··· Dataset excerpts

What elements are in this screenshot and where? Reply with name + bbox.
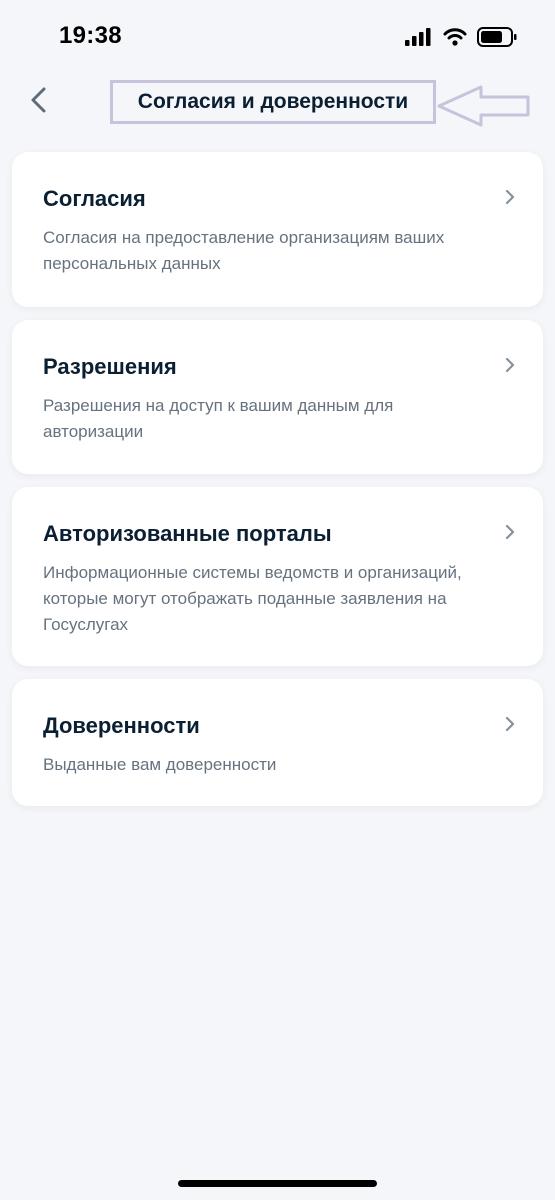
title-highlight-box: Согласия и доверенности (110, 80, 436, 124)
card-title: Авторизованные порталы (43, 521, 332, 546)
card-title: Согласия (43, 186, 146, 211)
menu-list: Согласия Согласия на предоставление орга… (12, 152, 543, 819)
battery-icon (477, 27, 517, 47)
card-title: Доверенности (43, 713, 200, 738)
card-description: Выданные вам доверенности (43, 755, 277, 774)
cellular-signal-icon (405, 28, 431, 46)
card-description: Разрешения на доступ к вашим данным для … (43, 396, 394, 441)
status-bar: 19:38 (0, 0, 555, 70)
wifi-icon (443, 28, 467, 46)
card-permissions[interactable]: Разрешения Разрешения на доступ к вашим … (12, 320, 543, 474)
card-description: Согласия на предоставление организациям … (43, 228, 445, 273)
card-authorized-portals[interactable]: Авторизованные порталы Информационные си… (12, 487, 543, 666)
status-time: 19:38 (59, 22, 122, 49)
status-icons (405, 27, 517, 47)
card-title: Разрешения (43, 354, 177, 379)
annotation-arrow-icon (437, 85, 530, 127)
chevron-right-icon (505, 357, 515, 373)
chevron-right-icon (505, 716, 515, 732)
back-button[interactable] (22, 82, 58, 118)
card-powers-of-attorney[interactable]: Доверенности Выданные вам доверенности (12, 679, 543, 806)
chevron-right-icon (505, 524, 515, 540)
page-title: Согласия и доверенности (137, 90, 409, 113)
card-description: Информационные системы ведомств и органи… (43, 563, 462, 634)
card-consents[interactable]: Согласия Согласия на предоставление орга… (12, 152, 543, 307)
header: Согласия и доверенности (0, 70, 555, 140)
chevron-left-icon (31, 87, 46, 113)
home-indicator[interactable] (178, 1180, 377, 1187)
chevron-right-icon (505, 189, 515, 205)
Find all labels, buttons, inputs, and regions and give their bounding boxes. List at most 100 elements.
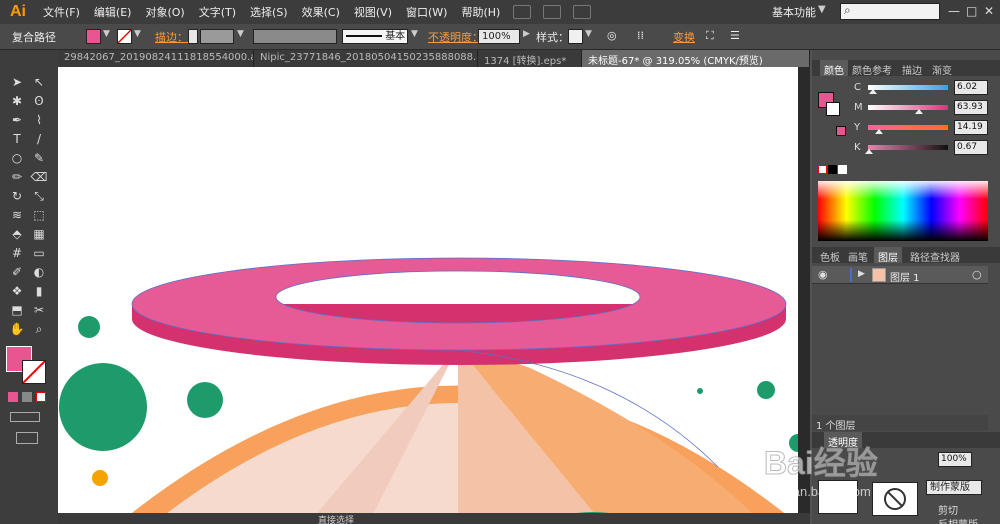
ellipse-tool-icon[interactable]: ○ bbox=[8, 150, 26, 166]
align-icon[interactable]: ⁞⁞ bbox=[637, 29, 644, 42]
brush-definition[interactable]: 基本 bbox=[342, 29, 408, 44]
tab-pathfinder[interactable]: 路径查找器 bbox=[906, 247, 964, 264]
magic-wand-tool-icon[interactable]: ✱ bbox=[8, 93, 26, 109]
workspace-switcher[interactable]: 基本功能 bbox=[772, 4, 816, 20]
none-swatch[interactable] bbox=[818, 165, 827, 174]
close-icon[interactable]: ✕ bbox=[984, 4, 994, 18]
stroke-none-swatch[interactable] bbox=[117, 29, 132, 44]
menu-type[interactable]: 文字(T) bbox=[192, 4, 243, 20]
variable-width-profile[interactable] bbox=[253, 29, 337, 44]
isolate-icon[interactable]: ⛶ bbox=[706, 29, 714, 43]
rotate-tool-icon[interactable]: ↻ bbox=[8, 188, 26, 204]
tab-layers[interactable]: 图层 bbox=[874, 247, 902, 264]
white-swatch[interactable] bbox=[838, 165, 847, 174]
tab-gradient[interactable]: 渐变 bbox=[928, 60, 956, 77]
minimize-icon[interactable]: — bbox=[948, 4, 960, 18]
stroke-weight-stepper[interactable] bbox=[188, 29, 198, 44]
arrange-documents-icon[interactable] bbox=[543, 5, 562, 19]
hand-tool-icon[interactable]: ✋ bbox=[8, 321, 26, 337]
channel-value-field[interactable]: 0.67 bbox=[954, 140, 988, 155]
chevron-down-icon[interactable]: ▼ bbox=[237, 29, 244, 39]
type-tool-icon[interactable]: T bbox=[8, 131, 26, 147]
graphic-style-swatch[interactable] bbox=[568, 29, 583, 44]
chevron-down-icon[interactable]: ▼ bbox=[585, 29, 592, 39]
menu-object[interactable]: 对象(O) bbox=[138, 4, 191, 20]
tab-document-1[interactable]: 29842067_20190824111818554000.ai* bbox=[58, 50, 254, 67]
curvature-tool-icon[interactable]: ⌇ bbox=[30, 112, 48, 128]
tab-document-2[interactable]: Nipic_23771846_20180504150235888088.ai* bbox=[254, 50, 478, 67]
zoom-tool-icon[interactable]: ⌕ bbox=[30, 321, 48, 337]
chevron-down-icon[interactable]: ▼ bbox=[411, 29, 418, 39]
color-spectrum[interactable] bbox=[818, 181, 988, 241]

······

Rewrite all of the rows above, changing each "interactable" to "clickable" and leaving everything else as it is. Omit the pictures.

▸ Answer to this task:
What elements are in this screenshot and where? Reply with name + bbox.
title-highlight-box: Согласия и доверенности (110, 80, 436, 124)
card-title: Авторизованные порталы (43, 521, 332, 546)
card-title: Согласия (43, 186, 146, 211)
menu-list: Согласия Согласия на предоставление орга… (12, 152, 543, 819)
battery-icon (477, 27, 517, 47)
card-title: Доверенности (43, 713, 200, 738)
card-description: Выданные вам доверенности (43, 755, 277, 774)
cellular-signal-icon (405, 28, 431, 46)
card-description: Разрешения на доступ к вашим данным для … (43, 396, 394, 441)
status-bar: 19:38 (0, 0, 555, 70)
wifi-icon (443, 28, 467, 46)
card-permissions[clickable]: Разрешения Разрешения на доступ к вашим … (12, 320, 543, 474)
card-description: Согласия на предоставление организациям … (43, 228, 445, 273)
card-authorized-portals[clickable]: Авторизованные порталы Информационные си… (12, 487, 543, 666)
status-time: 19:38 (59, 22, 122, 49)
status-icons (405, 27, 517, 47)
card-title: Разрешения (43, 354, 177, 379)
annotation-arrow-icon (437, 85, 530, 127)
chevron-right-icon (505, 357, 515, 373)
chevron-right-icon (505, 716, 515, 732)
back-button[clickable] (22, 82, 58, 118)
card-powers-of-attorney[clickable]: Доверенности Выданные вам доверенности (12, 679, 543, 806)
chevron-right-icon (505, 524, 515, 540)
page-title: Согласия и доверенности (137, 90, 409, 113)
card-description: Информационные системы ведомств и органи… (43, 563, 462, 634)
card-consents[clickable]: Согласия Согласия на предоставление орга… (12, 152, 543, 307)
header: Согласия и доверенности (0, 70, 555, 140)
chevron-left-icon (31, 87, 46, 113)
home-indicator[clickable] (178, 1180, 377, 1187)
chevron-right-icon (505, 189, 515, 205)
Find all labels, buttons, inputs, and regions and give their bounding boxes. List at most 100 elements.
ellipse-tool-icon[clickable]: ○ bbox=[8, 150, 26, 166]
align-icon[clickable]: ⁞⁞ bbox=[637, 29, 644, 42]
brush-definition[clickable]: 基本 bbox=[342, 29, 408, 44]
tab-pathfinder[clickable]: 路径查找器 bbox=[906, 247, 964, 264]
magic-wand-tool-icon[clickable]: ✱ bbox=[8, 93, 26, 109]
workspace-switcher[clickable]: 基本功能 bbox=[772, 4, 816, 20]
none-swatch[clickable] bbox=[818, 165, 827, 174]
close-icon[clickable]: ✕ bbox=[984, 4, 994, 18]
stroke-none-swatch[clickable] bbox=[117, 29, 132, 44]
menu-type[clickable]: 文字(T) bbox=[192, 4, 243, 20]
variable-width-profile[clickable] bbox=[253, 29, 337, 44]
isolate-icon[clickable]: ⛶ bbox=[706, 29, 714, 43]
rotate-tool-icon[clickable]: ↻ bbox=[8, 188, 26, 204]
tab-layers[clickable]: 图层 bbox=[874, 247, 902, 264]
white-swatch[clickable] bbox=[838, 165, 847, 174]
tab-gradient[clickable]: 渐变 bbox=[928, 60, 956, 77]
minimize-icon[clickable]: — bbox=[948, 4, 960, 18]
stroke-weight-stepper[clickable] bbox=[188, 29, 198, 44]
arrange-documents-icon[clickable] bbox=[543, 5, 562, 19]
hand-tool-icon[clickable]: ✋ bbox=[8, 321, 26, 337]
channel-value-field[clickable]: 0.67 bbox=[954, 140, 988, 155]
chevron-down-icon[clickable]: ▼ bbox=[237, 29, 244, 39]
type-tool-icon[clickable]: T bbox=[8, 131, 26, 147]
graphic-style-swatch[clickable] bbox=[568, 29, 583, 44]
chevron-down-icon[clickable]: ▼ bbox=[585, 29, 592, 39]
menu-object[clickable]: 对象(O) bbox=[138, 4, 191, 20]
tab-document-1[clickable]: 29842067_20190824111818554000.ai* bbox=[58, 50, 254, 67]
curvature-tool-icon[clickable]: ⌇ bbox=[30, 112, 48, 128]
tab-document-2[clickable]: Nipic_23771846_20180504150235888088.ai* bbox=[254, 50, 478, 67]
zoom-tool-icon[clickable]: ⌕ bbox=[30, 321, 48, 337]
chevron-down-icon[clickable]: ▼ bbox=[411, 29, 418, 39]
color-spectrum[clickable] bbox=[818, 181, 988, 241]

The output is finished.